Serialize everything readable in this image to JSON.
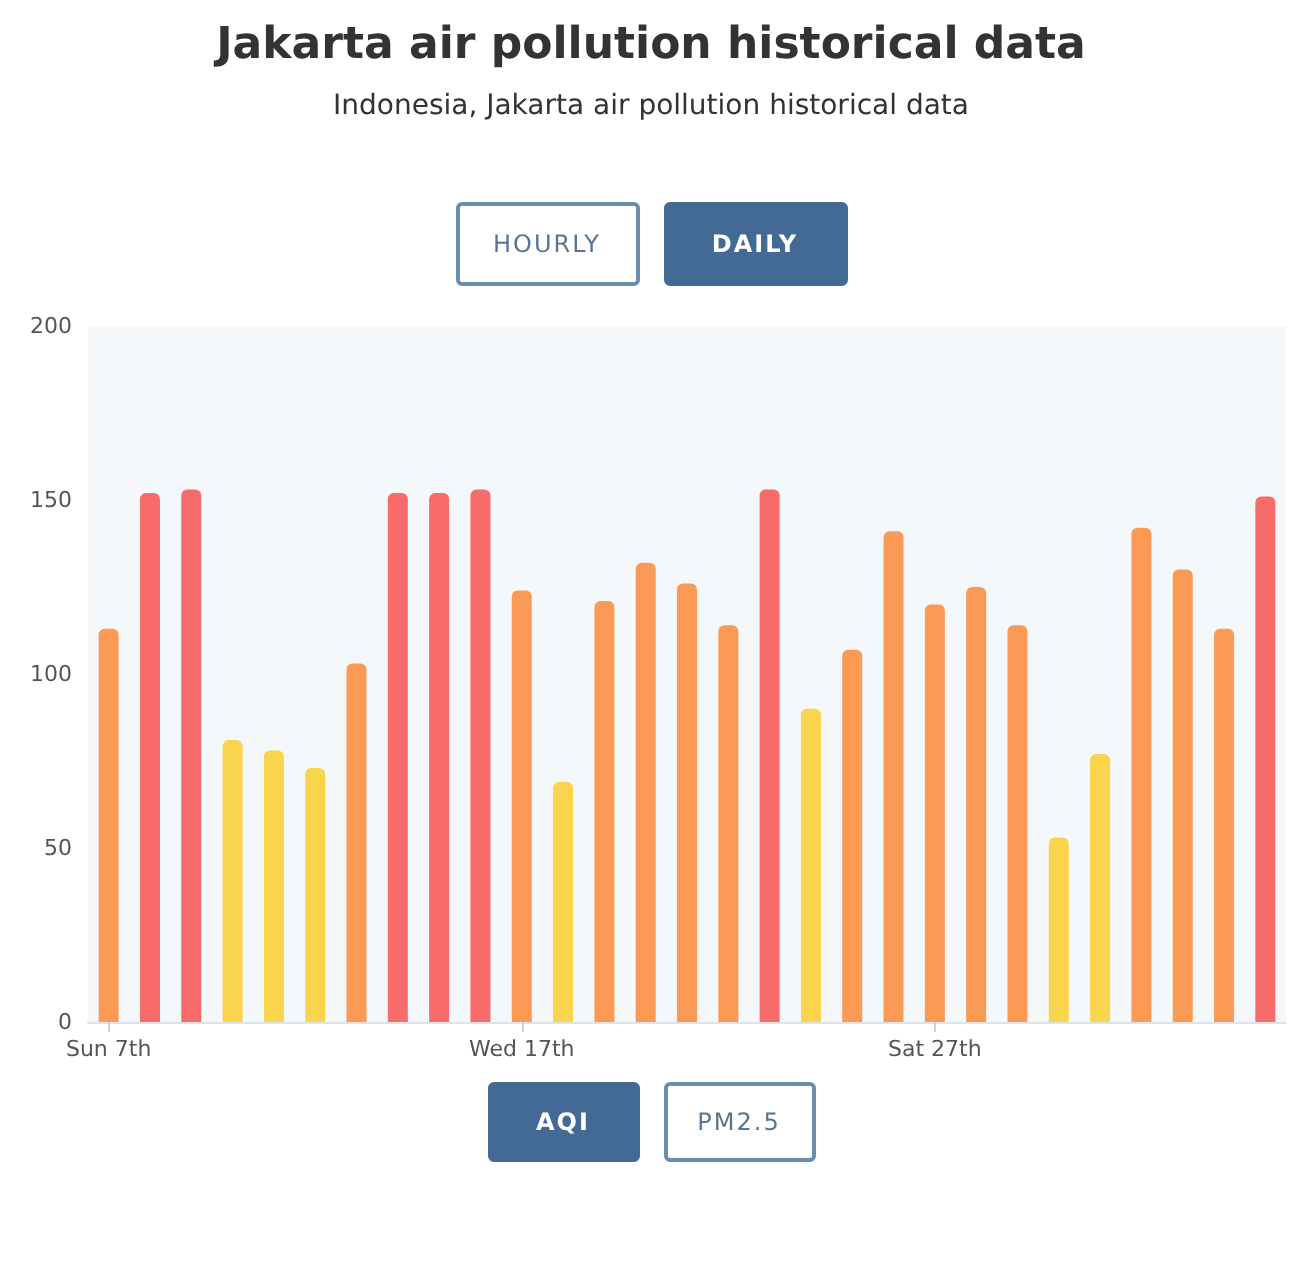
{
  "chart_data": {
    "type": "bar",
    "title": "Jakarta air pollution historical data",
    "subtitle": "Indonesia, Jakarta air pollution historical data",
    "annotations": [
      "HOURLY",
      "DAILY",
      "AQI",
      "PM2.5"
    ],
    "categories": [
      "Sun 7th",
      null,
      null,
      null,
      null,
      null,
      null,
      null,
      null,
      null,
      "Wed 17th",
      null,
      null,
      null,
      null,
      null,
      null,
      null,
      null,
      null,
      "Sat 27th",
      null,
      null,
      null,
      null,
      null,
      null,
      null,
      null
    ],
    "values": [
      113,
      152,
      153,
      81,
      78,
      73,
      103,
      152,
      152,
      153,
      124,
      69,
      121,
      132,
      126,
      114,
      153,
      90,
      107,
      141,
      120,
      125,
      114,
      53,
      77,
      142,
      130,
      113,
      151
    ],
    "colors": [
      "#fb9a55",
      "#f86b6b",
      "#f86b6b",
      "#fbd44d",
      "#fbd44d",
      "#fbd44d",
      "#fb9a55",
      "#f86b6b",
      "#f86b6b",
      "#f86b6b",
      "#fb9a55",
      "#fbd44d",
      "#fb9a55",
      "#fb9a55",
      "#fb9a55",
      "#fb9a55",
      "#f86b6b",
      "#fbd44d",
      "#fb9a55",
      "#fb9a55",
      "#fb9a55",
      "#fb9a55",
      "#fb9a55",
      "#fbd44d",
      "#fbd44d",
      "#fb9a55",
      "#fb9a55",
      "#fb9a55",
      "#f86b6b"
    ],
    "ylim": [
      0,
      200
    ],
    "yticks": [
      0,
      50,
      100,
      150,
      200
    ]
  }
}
________
• **WHAT IS NEEDED**
Extract the full listing exactly, with the pictures left out.

• **WRITTEN ANSWER**
Serialize everything readable in this image to JSON.
{
  "chart_data": {
    "type": "bar",
    "title": "Jakarta air pollution historical data",
    "subtitle": "Indonesia, Jakarta air pollution historical data",
    "annotations": [
      "HOURLY",
      "DAILY",
      "AQI",
      "PM2.5"
    ],
    "categories": [
      "Sun 7th",
      null,
      null,
      null,
      null,
      null,
      null,
      null,
      null,
      null,
      "Wed 17th",
      null,
      null,
      null,
      null,
      null,
      null,
      null,
      null,
      null,
      "Sat 27th",
      null,
      null,
      null,
      null,
      null,
      null,
      null,
      null
    ],
    "values": [
      113,
      152,
      153,
      81,
      78,
      73,
      103,
      152,
      152,
      153,
      124,
      69,
      121,
      132,
      126,
      114,
      153,
      90,
      107,
      141,
      120,
      125,
      114,
      53,
      77,
      142,
      130,
      113,
      151
    ],
    "colors": [
      "#fb9a55",
      "#f86b6b",
      "#f86b6b",
      "#fbd44d",
      "#fbd44d",
      "#fbd44d",
      "#fb9a55",
      "#f86b6b",
      "#f86b6b",
      "#f86b6b",
      "#fb9a55",
      "#fbd44d",
      "#fb9a55",
      "#fb9a55",
      "#fb9a55",
      "#fb9a55",
      "#f86b6b",
      "#fbd44d",
      "#fb9a55",
      "#fb9a55",
      "#fb9a55",
      "#fb9a55",
      "#fb9a55",
      "#fbd44d",
      "#fbd44d",
      "#fb9a55",
      "#fb9a55",
      "#fb9a55",
      "#f86b6b"
    ],
    "ylim": [
      0,
      200
    ],
    "yticks": [
      0,
      50,
      100,
      150,
      200
    ]
  }
}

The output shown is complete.